== INSTRUCTION ==
Records follow. Select each line holding "Completed".
>>>>>
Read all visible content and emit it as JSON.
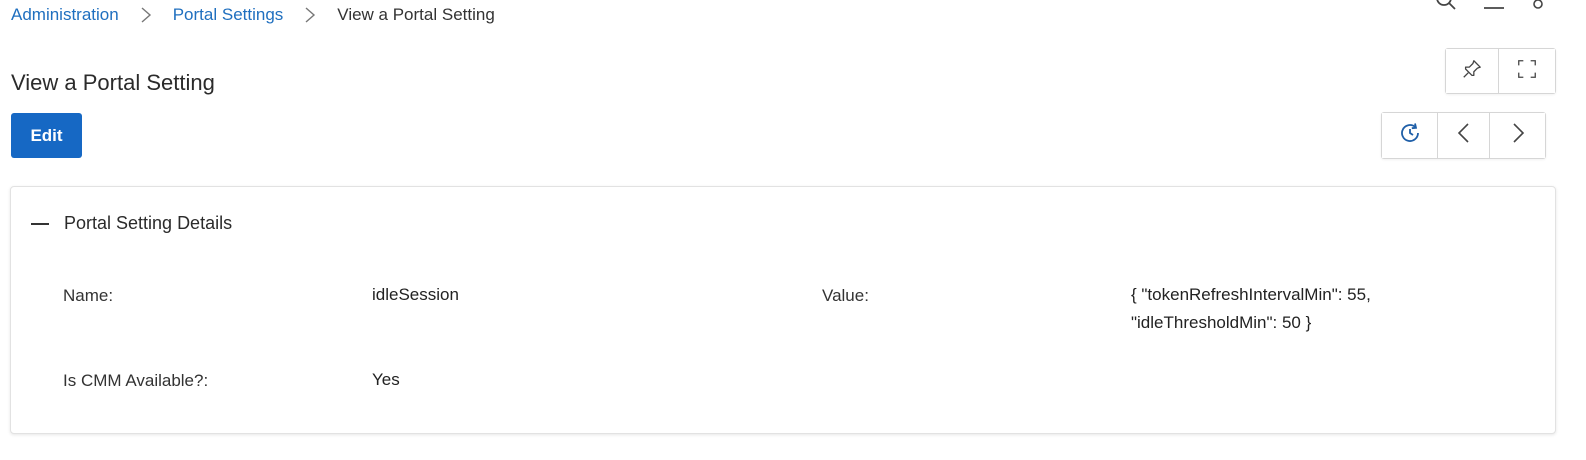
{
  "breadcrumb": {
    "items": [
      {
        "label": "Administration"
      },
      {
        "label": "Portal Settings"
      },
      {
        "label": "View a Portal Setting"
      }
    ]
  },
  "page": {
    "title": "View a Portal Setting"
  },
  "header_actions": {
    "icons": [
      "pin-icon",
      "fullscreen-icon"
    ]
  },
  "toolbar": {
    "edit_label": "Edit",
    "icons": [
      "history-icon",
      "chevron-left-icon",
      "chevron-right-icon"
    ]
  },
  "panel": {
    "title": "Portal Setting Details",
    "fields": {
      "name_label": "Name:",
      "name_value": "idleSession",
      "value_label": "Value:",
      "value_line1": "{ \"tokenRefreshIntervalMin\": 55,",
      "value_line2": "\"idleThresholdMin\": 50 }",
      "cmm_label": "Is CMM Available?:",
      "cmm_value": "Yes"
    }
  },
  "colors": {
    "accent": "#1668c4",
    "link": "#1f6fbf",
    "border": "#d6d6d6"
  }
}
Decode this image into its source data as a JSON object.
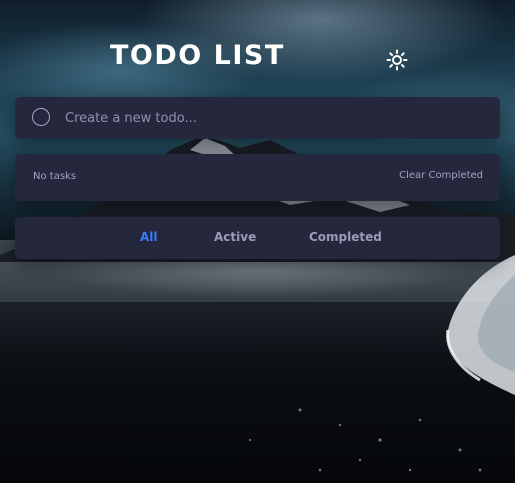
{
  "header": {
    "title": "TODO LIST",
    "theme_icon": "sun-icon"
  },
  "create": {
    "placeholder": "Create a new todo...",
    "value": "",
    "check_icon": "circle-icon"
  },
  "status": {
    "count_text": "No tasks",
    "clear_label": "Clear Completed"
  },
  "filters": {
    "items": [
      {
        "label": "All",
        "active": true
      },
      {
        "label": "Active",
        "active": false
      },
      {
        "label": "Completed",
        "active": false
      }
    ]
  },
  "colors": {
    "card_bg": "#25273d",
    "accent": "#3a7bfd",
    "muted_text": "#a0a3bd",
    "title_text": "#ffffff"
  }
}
<<<<<
== EXERCISE RESULT ==
    "clear_label": "Clear Completed"
        "label": "Completed",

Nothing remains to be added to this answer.